REQUIREMENT: Set down all of the entries precisely as they were written.

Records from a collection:
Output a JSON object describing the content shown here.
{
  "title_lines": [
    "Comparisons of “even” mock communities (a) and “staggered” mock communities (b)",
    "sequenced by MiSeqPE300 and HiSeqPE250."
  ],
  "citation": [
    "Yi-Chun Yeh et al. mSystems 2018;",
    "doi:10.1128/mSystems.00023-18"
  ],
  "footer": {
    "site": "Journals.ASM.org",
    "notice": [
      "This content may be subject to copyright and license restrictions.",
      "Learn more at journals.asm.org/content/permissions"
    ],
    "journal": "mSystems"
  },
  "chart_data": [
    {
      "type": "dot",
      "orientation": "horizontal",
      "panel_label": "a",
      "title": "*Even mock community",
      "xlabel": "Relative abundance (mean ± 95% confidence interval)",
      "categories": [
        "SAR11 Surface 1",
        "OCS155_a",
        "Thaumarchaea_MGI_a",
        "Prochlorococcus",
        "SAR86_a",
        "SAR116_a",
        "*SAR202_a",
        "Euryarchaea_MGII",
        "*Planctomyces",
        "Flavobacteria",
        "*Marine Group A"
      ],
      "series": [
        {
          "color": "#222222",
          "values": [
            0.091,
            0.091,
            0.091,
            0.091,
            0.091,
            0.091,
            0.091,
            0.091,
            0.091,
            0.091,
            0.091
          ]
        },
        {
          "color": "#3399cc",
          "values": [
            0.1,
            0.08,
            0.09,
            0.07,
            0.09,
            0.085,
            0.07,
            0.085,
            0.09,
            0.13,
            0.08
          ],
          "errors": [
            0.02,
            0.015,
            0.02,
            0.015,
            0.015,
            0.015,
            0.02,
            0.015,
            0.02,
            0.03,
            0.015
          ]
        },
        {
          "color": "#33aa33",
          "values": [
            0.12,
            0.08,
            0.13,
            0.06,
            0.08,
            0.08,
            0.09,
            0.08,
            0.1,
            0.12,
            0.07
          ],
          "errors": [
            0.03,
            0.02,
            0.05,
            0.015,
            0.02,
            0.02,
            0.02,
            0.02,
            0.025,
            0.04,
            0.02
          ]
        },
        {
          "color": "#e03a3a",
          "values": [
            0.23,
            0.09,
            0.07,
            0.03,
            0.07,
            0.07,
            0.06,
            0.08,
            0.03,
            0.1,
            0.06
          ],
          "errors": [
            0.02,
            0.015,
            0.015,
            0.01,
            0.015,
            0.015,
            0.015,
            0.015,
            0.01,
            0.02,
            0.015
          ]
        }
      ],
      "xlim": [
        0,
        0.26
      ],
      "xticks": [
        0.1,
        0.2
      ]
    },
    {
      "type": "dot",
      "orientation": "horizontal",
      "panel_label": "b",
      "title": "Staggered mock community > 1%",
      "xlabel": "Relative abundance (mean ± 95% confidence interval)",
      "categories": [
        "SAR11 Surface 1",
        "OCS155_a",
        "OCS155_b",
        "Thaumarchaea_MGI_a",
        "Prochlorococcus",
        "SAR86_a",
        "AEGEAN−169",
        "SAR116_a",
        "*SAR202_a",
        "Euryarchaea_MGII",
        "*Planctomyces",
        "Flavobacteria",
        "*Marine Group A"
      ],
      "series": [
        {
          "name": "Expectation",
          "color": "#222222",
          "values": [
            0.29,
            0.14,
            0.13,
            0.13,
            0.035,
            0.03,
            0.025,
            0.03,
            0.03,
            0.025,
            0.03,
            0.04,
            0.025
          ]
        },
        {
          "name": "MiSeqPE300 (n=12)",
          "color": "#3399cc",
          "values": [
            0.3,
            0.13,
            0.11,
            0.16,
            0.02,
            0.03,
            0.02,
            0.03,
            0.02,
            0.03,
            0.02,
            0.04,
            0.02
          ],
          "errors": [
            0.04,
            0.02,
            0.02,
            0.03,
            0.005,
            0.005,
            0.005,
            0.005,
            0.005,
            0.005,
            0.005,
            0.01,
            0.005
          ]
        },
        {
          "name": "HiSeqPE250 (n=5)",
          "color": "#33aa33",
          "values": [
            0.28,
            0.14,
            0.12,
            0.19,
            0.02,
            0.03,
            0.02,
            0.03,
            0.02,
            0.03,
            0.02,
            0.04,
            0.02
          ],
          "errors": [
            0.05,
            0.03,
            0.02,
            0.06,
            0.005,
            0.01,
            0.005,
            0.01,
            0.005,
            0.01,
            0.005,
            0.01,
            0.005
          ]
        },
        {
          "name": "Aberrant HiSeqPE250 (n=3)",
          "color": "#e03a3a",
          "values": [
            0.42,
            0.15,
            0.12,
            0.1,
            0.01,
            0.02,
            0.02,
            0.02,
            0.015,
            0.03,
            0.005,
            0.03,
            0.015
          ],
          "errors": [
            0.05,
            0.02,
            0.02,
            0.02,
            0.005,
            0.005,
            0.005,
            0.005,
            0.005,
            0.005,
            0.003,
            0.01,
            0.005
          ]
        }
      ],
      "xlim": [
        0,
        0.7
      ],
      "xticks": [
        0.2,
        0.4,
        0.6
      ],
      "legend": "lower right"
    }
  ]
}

ANSWER AREA:
Output a JSON object describing the content shown here.
{
  "title_lines": [
    "Comparisons of “even” mock communities (a) and “staggered” mock communities (b)",
    "sequenced by MiSeqPE300 and HiSeqPE250."
  ],
  "citation": [
    "Yi-Chun Yeh et al. mSystems 2018;",
    "doi:10.1128/mSystems.00023-18"
  ],
  "footer": {
    "site": "Journals.ASM.org",
    "notice": [
      "This content may be subject to copyright and license restrictions.",
      "Learn more at journals.asm.org/content/permissions"
    ],
    "journal": "mSystems"
  },
  "chart_data": [
    {
      "type": "dot",
      "orientation": "horizontal",
      "panel_label": "a",
      "title": "*Even mock community",
      "xlabel": "Relative abundance (mean ± 95% confidence interval)",
      "categories": [
        "SAR11 Surface 1",
        "OCS155_a",
        "Thaumarchaea_MGI_a",
        "Prochlorococcus",
        "SAR86_a",
        "SAR116_a",
        "*SAR202_a",
        "Euryarchaea_MGII",
        "*Planctomyces",
        "Flavobacteria",
        "*Marine Group A"
      ],
      "series": [
        {
          "color": "#222222",
          "values": [
            0.091,
            0.091,
            0.091,
            0.091,
            0.091,
            0.091,
            0.091,
            0.091,
            0.091,
            0.091,
            0.091
          ]
        },
        {
          "color": "#3399cc",
          "values": [
            0.1,
            0.08,
            0.09,
            0.07,
            0.09,
            0.085,
            0.07,
            0.085,
            0.09,
            0.13,
            0.08
          ],
          "errors": [
            0.02,
            0.015,
            0.02,
            0.015,
            0.015,
            0.015,
            0.02,
            0.015,
            0.02,
            0.03,
            0.015
          ]
        },
        {
          "color": "#33aa33",
          "values": [
            0.12,
            0.08,
            0.13,
            0.06,
            0.08,
            0.08,
            0.09,
            0.08,
            0.1,
            0.12,
            0.07
          ],
          "errors": [
            0.03,
            0.02,
            0.05,
            0.015,
            0.02,
            0.02,
            0.02,
            0.02,
            0.025,
            0.04,
            0.02
          ]
        },
        {
          "color": "#e03a3a",
          "values": [
            0.23,
            0.09,
            0.07,
            0.03,
            0.07,
            0.07,
            0.06,
            0.08,
            0.03,
            0.1,
            0.06
          ],
          "errors": [
            0.02,
            0.015,
            0.015,
            0.01,
            0.015,
            0.015,
            0.015,
            0.015,
            0.01,
            0.02,
            0.015
          ]
        }
      ],
      "xlim": [
        0,
        0.26
      ],
      "xticks": [
        0.1,
        0.2
      ]
    },
    {
      "type": "dot",
      "orientation": "horizontal",
      "panel_label": "b",
      "title": "Staggered mock community > 1%",
      "xlabel": "Relative abundance (mean ± 95% confidence interval)",
      "categories": [
        "SAR11 Surface 1",
        "OCS155_a",
        "OCS155_b",
        "Thaumarchaea_MGI_a",
        "Prochlorococcus",
        "SAR86_a",
        "AEGEAN−169",
        "SAR116_a",
        "*SAR202_a",
        "Euryarchaea_MGII",
        "*Planctomyces",
        "Flavobacteria",
        "*Marine Group A"
      ],
      "series": [
        {
          "name": "Expectation",
          "color": "#222222",
          "values": [
            0.29,
            0.14,
            0.13,
            0.13,
            0.035,
            0.03,
            0.025,
            0.03,
            0.03,
            0.025,
            0.03,
            0.04,
            0.025
          ]
        },
        {
          "name": "MiSeqPE300 (n=12)",
          "color": "#3399cc",
          "values": [
            0.3,
            0.13,
            0.11,
            0.16,
            0.02,
            0.03,
            0.02,
            0.03,
            0.02,
            0.03,
            0.02,
            0.04,
            0.02
          ],
          "errors": [
            0.04,
            0.02,
            0.02,
            0.03,
            0.005,
            0.005,
            0.005,
            0.005,
            0.005,
            0.005,
            0.005,
            0.01,
            0.005
          ]
        },
        {
          "name": "HiSeqPE250 (n=5)",
          "color": "#33aa33",
          "values": [
            0.28,
            0.14,
            0.12,
            0.19,
            0.02,
            0.03,
            0.02,
            0.03,
            0.02,
            0.03,
            0.02,
            0.04,
            0.02
          ],
          "errors": [
            0.05,
            0.03,
            0.02,
            0.06,
            0.005,
            0.01,
            0.005,
            0.01,
            0.005,
            0.01,
            0.005,
            0.01,
            0.005
          ]
        },
        {
          "name": "Aberrant HiSeqPE250 (n=3)",
          "color": "#e03a3a",
          "values": [
            0.42,
            0.15,
            0.12,
            0.1,
            0.01,
            0.02,
            0.02,
            0.02,
            0.015,
            0.03,
            0.005,
            0.03,
            0.015
          ],
          "errors": [
            0.05,
            0.02,
            0.02,
            0.02,
            0.005,
            0.005,
            0.005,
            0.005,
            0.005,
            0.005,
            0.003,
            0.01,
            0.005
          ]
        }
      ],
      "xlim": [
        0,
        0.7
      ],
      "xticks": [
        0.2,
        0.4,
        0.6
      ],
      "legend": "lower right"
    }
  ]
}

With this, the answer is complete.